Make an exact copy of the entries below with the pictures removed.

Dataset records
────────

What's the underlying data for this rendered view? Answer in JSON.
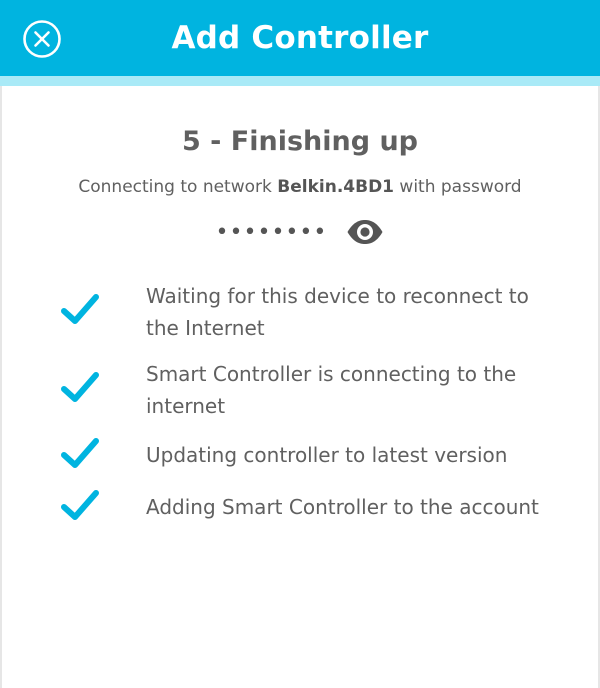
{
  "header": {
    "title": "Add Controller",
    "close_icon": "close-circle-icon",
    "background_color": "#00b4e0"
  },
  "step": {
    "title": "5 - Finishing up",
    "connecting_prefix": "Connecting to network",
    "network_name": "Belkin.4BD1",
    "connecting_suffix": "with password",
    "password_masked": "••••••••",
    "show_password_icon": "eye-icon"
  },
  "progress": {
    "check_color": "#00b4e0",
    "items": [
      {
        "label": "Waiting for this device to reconnect to the Internet",
        "status": "done"
      },
      {
        "label": "Smart Controller is connecting to the internet",
        "status": "done"
      },
      {
        "label": "Updating controller to latest version",
        "status": "done"
      },
      {
        "label": "Adding Smart Controller to the account",
        "status": "done"
      }
    ]
  }
}
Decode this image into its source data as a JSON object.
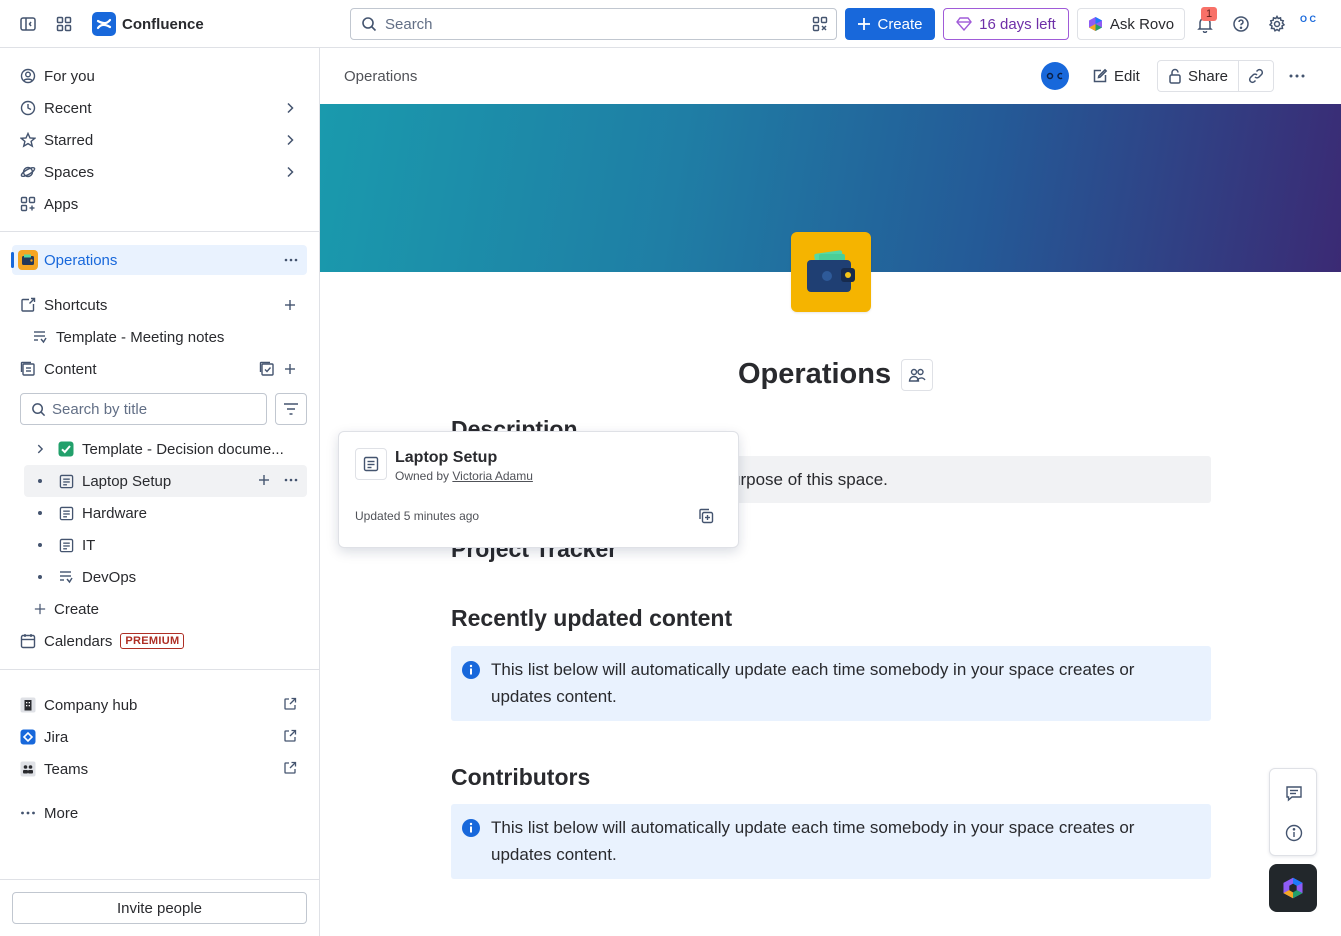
{
  "topbar": {
    "app_name": "Confluence",
    "search_placeholder": "Search",
    "create_label": "Create",
    "trial_label": "16 days left",
    "rovo_label": "Ask Rovo",
    "notification_count": "1",
    "avatar_initials": "O C"
  },
  "sidebar": {
    "nav": [
      {
        "label": "For you",
        "icon": "user-circle-icon"
      },
      {
        "label": "Recent",
        "icon": "clock-icon"
      },
      {
        "label": "Starred",
        "icon": "star-icon"
      },
      {
        "label": "Spaces",
        "icon": "planet-icon"
      },
      {
        "label": "Apps",
        "icon": "apps-icon"
      }
    ],
    "space_name": "Operations",
    "shortcuts_label": "Shortcuts",
    "shortcut_item": "Template - Meeting notes",
    "content_label": "Content",
    "search_title_placeholder": "Search by title",
    "tree": [
      {
        "label": "Template - Decision docume...",
        "icon": "check-emoji-icon"
      },
      {
        "label": "Laptop Setup",
        "icon": "page-icon"
      },
      {
        "label": "Hardware",
        "icon": "page-icon"
      },
      {
        "label": "IT",
        "icon": "page-icon"
      },
      {
        "label": "DevOps",
        "icon": "live-doc-icon"
      }
    ],
    "create_label": "Create",
    "calendars_label": "Calendars",
    "premium_badge": "PREMIUM",
    "apps": [
      {
        "label": "Company hub",
        "icon": "building-icon"
      },
      {
        "label": "Jira",
        "icon": "jira-icon"
      },
      {
        "label": "Teams",
        "icon": "teams-icon"
      }
    ],
    "more_label": "More",
    "invite_label": "Invite people"
  },
  "header": {
    "breadcrumb": "Operations",
    "edit_label": "Edit",
    "share_label": "Share"
  },
  "page": {
    "title": "Operations",
    "description_heading": "Description",
    "description_text": "urpose of this space.",
    "project_heading": "Project Tracker",
    "recent_heading": "Recently updated content",
    "recent_info": "This list below will automatically update each time somebody in your space creates or updates content.",
    "contributors_heading": "Contributors",
    "contributors_info": "This list below will automatically update each time somebody in your space creates or updates content."
  },
  "hovercard": {
    "title": "Laptop Setup",
    "owner_prefix": "Owned by",
    "owner_name": "Victoria Adamu",
    "updated": "Updated 5 minutes ago"
  },
  "colors": {
    "brand": "#1868db",
    "trial": "#a05bd8",
    "selected_bg": "#e9f2fe",
    "info_bg": "#e9f2fe"
  }
}
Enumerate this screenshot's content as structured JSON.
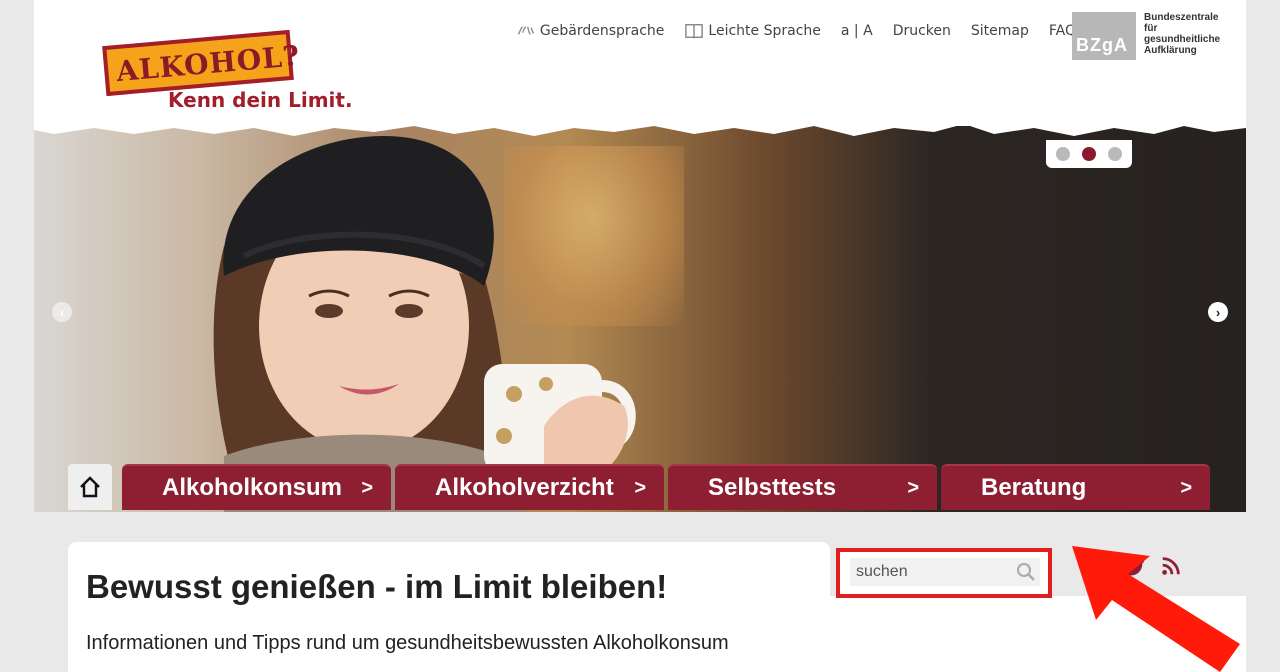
{
  "topnav": {
    "sign_language": "Gebärdensprache",
    "easy_language": "Leichte Sprache",
    "font_size": "a | A",
    "print": "Drucken",
    "sitemap": "Sitemap",
    "faq": "FAQ"
  },
  "brand": {
    "logo_text": "ALKOHOL?",
    "logo_sub": "Kenn dein Limit.",
    "partner_logo": "BZgA",
    "partner_name": "Bundeszentrale für gesundheitliche Aufklärung"
  },
  "slider": {
    "dots": 3,
    "active_index": 1
  },
  "main_nav": [
    {
      "label": "Alkoholkonsum",
      "chevron": ">"
    },
    {
      "label": "Alkoholverzicht",
      "chevron": ">"
    },
    {
      "label": "Selbsttests",
      "chevron": ">"
    },
    {
      "label": "Beratung",
      "chevron": ">"
    }
  ],
  "search": {
    "placeholder": "suchen"
  },
  "content": {
    "title": "Bewusst genießen - im Limit bleiben!",
    "subtitle": "Informationen und Tipps rund um gesundheitsbewussten Alkoholkonsum"
  },
  "colors": {
    "brand_red": "#8e1f33",
    "highlight_red": "#e31e1e",
    "logo_orange": "#f5a31a"
  },
  "icons": [
    "sign-language-icon",
    "easy-language-icon",
    "home-icon",
    "search-icon",
    "facebook-icon",
    "twitter-icon",
    "rss-icon"
  ]
}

────────

Written reply:
What's the underlying data for this rendered view? Answer in JSON.
{
  "header": {
    "title": "Add Controller",
    "close_icon": "close-circle-icon",
    "background_color": "#00b4e0"
  },
  "step": {
    "title": "5 - Finishing up",
    "connecting_prefix": "Connecting to network",
    "network_name": "Belkin.4BD1",
    "connecting_suffix": "with password",
    "password_masked": "••••••••",
    "show_password_icon": "eye-icon"
  },
  "progress": {
    "check_color": "#00b4e0",
    "items": [
      {
        "label": "Waiting for this device to reconnect to the Internet",
        "status": "done"
      },
      {
        "label": "Smart Controller is connecting to the internet",
        "status": "done"
      },
      {
        "label": "Updating controller to latest version",
        "status": "done"
      },
      {
        "label": "Adding Smart Controller to the account",
        "status": "done"
      }
    ]
  }
}
Decode this image into its source data as a JSON object.
{
  "topbar": {
    "app_name": "Confluence",
    "search_placeholder": "Search",
    "create_label": "Create",
    "trial_label": "16 days left",
    "rovo_label": "Ask Rovo",
    "notification_count": "1",
    "avatar_initials": "O C"
  },
  "sidebar": {
    "nav": [
      {
        "label": "For you",
        "icon": "user-circle-icon"
      },
      {
        "label": "Recent",
        "icon": "clock-icon"
      },
      {
        "label": "Starred",
        "icon": "star-icon"
      },
      {
        "label": "Spaces",
        "icon": "planet-icon"
      },
      {
        "label": "Apps",
        "icon": "apps-icon"
      }
    ],
    "space_name": "Operations",
    "shortcuts_label": "Shortcuts",
    "shortcut_item": "Template - Meeting notes",
    "content_label": "Content",
    "search_title_placeholder": "Search by title",
    "tree": [
      {
        "label": "Template - Decision docume...",
        "icon": "check-emoji-icon"
      },
      {
        "label": "Laptop Setup",
        "icon": "page-icon"
      },
      {
        "label": "Hardware",
        "icon": "page-icon"
      },
      {
        "label": "IT",
        "icon": "page-icon"
      },
      {
        "label": "DevOps",
        "icon": "live-doc-icon"
      }
    ],
    "create_label": "Create",
    "calendars_label": "Calendars",
    "premium_badge": "PREMIUM",
    "apps": [
      {
        "label": "Company hub",
        "icon": "building-icon"
      },
      {
        "label": "Jira",
        "icon": "jira-icon"
      },
      {
        "label": "Teams",
        "icon": "teams-icon"
      }
    ],
    "more_label": "More",
    "invite_label": "Invite people"
  },
  "header": {
    "breadcrumb": "Operations",
    "edit_label": "Edit",
    "share_label": "Share"
  },
  "page": {
    "title": "Operations",
    "description_heading": "Description",
    "description_text": "urpose of this space.",
    "project_heading": "Project Tracker",
    "recent_heading": "Recently updated content",
    "recent_info": "This list below will automatically update each time somebody in your space creates or updates content.",
    "contributors_heading": "Contributors",
    "contributors_info": "This list below will automatically update each time somebody in your space creates or updates content."
  },
  "hovercard": {
    "title": "Laptop Setup",
    "owner_prefix": "Owned by",
    "owner_name": "Victoria Adamu",
    "updated": "Updated 5 minutes ago"
  },
  "colors": {
    "brand": "#1868db",
    "trial": "#a05bd8",
    "selected_bg": "#e9f2fe",
    "info_bg": "#e9f2fe"
  }
}
Enumerate this screenshot's content as structured JSON.
{
  "topnav": {
    "sign_language": "Gebärdensprache",
    "easy_language": "Leichte Sprache",
    "font_size": "a | A",
    "print": "Drucken",
    "sitemap": "Sitemap",
    "faq": "FAQ"
  },
  "brand": {
    "logo_text": "ALKOHOL?",
    "logo_sub": "Kenn dein Limit.",
    "partner_logo": "BZgA",
    "partner_name": "Bundeszentrale für gesundheitliche Aufklärung"
  },
  "slider": {
    "dots": 3,
    "active_index": 1
  },
  "main_nav": [
    {
      "label": "Alkoholkonsum",
      "chevron": ">"
    },
    {
      "label": "Alkoholverzicht",
      "chevron": ">"
    },
    {
      "label": "Selbsttests",
      "chevron": ">"
    },
    {
      "label": "Beratung",
      "chevron": ">"
    }
  ],
  "search": {
    "placeholder": "suchen"
  },
  "content": {
    "title": "Bewusst genießen - im Limit bleiben!",
    "subtitle": "Informationen und Tipps rund um gesundheitsbewussten Alkoholkonsum"
  },
  "colors": {
    "brand_red": "#8e1f33",
    "highlight_red": "#e31e1e",
    "logo_orange": "#f5a31a"
  },
  "icons": [
    "sign-language-icon",
    "easy-language-icon",
    "home-icon",
    "search-icon",
    "facebook-icon",
    "twitter-icon",
    "rss-icon"
  ]
}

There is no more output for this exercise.